§ Set exercise: Count how many lines in this material contain "Teglgårdsparken". The answer is that number alone.

(Stored items)
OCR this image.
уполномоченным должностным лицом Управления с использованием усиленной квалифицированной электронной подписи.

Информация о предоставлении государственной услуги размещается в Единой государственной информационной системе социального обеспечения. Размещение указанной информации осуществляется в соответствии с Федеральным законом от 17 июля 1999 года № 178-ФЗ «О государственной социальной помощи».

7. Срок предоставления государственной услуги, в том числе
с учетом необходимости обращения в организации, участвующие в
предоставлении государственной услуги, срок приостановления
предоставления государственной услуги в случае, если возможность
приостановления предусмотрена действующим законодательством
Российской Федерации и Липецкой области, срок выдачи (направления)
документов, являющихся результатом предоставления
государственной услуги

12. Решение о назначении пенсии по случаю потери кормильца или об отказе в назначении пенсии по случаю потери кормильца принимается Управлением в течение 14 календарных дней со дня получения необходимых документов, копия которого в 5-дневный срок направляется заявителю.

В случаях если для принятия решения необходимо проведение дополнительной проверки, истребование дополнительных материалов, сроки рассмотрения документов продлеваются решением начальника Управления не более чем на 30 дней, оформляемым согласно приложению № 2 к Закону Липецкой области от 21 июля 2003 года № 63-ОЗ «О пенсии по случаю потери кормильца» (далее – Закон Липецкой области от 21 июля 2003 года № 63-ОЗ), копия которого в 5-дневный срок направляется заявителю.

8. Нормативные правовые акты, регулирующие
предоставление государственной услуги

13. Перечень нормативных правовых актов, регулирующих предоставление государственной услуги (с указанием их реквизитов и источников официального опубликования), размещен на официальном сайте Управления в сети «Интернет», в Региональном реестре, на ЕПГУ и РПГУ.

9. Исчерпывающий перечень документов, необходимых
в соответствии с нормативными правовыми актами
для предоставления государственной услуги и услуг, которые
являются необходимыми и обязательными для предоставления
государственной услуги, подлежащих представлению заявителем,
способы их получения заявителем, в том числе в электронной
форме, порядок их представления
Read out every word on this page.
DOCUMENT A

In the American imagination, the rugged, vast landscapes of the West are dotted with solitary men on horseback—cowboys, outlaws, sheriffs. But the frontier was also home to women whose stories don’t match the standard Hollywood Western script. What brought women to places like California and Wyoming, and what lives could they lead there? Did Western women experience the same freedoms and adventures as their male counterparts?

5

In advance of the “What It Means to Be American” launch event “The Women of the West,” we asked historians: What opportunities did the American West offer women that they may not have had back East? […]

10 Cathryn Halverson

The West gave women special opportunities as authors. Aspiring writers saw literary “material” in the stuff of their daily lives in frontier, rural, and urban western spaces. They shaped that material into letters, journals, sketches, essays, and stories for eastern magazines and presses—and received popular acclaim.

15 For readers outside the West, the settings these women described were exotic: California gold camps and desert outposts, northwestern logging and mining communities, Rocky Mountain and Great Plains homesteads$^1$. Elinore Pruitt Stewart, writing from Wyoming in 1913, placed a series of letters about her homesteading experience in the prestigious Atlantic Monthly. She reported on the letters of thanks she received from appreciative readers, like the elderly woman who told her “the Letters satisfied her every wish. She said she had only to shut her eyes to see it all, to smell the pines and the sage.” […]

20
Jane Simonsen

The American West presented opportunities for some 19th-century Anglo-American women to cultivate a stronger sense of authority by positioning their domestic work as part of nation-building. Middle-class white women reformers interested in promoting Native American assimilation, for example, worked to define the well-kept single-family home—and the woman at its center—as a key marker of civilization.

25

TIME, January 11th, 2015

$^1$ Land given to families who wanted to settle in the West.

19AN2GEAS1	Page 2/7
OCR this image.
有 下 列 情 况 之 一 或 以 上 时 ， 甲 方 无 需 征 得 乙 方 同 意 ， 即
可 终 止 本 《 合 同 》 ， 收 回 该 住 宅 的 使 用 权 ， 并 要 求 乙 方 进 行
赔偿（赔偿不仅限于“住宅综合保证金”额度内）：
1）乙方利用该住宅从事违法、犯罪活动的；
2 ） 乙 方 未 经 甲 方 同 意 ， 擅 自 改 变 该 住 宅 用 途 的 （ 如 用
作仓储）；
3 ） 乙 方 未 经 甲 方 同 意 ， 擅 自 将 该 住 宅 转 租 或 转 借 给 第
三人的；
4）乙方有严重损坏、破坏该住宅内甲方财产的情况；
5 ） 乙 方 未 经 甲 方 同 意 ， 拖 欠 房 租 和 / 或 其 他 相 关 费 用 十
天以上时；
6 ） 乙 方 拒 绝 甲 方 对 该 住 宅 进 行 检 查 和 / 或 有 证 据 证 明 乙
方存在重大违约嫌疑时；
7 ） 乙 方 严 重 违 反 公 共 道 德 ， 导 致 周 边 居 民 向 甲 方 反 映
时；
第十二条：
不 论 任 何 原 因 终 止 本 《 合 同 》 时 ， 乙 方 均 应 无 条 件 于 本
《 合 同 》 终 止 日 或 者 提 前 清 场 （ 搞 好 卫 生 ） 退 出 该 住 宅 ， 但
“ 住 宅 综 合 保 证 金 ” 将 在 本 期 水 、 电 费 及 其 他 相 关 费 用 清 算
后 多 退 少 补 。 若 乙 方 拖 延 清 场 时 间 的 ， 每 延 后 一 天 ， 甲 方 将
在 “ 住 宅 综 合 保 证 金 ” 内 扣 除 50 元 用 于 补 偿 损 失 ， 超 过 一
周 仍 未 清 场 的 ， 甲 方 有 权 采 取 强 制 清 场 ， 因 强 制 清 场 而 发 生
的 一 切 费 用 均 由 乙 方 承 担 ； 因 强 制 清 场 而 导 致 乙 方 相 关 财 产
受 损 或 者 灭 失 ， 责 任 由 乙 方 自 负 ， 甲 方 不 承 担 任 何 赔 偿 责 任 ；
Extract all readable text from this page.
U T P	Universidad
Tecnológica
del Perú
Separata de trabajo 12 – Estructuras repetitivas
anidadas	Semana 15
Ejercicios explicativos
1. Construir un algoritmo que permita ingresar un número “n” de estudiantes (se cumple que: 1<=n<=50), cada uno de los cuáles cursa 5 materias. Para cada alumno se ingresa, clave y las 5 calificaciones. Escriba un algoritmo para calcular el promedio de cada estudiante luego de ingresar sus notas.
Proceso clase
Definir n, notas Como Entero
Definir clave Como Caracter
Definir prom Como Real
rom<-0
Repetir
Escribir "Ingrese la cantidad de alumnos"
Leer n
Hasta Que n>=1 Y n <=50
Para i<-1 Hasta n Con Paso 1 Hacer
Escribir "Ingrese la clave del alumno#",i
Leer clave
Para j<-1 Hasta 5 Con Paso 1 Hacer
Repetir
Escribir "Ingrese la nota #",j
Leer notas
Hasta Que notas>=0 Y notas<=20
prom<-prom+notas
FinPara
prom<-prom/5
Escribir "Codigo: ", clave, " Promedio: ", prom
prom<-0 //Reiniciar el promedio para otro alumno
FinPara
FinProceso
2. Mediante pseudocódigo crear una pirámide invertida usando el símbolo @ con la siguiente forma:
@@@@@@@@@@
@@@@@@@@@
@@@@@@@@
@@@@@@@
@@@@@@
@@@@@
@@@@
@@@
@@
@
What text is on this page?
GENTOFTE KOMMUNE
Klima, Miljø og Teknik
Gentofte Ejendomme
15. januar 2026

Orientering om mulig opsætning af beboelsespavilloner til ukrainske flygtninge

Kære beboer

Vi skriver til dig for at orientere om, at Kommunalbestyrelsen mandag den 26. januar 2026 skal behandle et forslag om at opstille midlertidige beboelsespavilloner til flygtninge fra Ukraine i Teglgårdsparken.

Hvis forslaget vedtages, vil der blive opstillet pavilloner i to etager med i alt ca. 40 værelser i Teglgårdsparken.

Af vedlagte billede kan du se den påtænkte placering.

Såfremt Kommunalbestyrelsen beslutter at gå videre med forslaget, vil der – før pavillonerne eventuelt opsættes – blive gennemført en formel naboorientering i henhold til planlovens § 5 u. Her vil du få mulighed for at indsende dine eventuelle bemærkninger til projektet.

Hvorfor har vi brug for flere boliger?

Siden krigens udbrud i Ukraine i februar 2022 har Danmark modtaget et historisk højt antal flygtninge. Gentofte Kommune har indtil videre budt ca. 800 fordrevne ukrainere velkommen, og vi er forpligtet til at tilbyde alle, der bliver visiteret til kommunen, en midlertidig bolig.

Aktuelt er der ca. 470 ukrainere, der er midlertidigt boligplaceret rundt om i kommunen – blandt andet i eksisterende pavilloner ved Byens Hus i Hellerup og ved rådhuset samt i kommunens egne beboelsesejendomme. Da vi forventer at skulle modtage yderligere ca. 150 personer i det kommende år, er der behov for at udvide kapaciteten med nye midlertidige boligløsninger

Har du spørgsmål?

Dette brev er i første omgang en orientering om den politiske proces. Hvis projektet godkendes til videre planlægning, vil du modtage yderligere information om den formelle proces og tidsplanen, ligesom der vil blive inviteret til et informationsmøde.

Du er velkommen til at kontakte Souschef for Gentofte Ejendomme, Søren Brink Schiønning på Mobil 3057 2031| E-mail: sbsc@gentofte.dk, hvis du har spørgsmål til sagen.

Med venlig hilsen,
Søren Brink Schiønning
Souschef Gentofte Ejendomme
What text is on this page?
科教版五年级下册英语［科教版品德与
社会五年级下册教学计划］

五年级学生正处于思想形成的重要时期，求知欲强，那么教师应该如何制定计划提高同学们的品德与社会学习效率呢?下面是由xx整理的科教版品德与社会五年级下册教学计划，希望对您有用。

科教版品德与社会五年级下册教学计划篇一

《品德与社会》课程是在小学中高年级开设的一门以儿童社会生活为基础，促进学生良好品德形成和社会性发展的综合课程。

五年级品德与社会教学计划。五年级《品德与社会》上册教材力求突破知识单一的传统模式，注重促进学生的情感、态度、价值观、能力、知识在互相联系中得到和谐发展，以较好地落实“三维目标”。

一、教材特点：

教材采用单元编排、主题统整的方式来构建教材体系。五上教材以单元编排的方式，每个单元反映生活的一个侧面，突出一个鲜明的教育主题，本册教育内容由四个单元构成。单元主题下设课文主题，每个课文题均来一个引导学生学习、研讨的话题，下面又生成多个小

§ Full solution: 2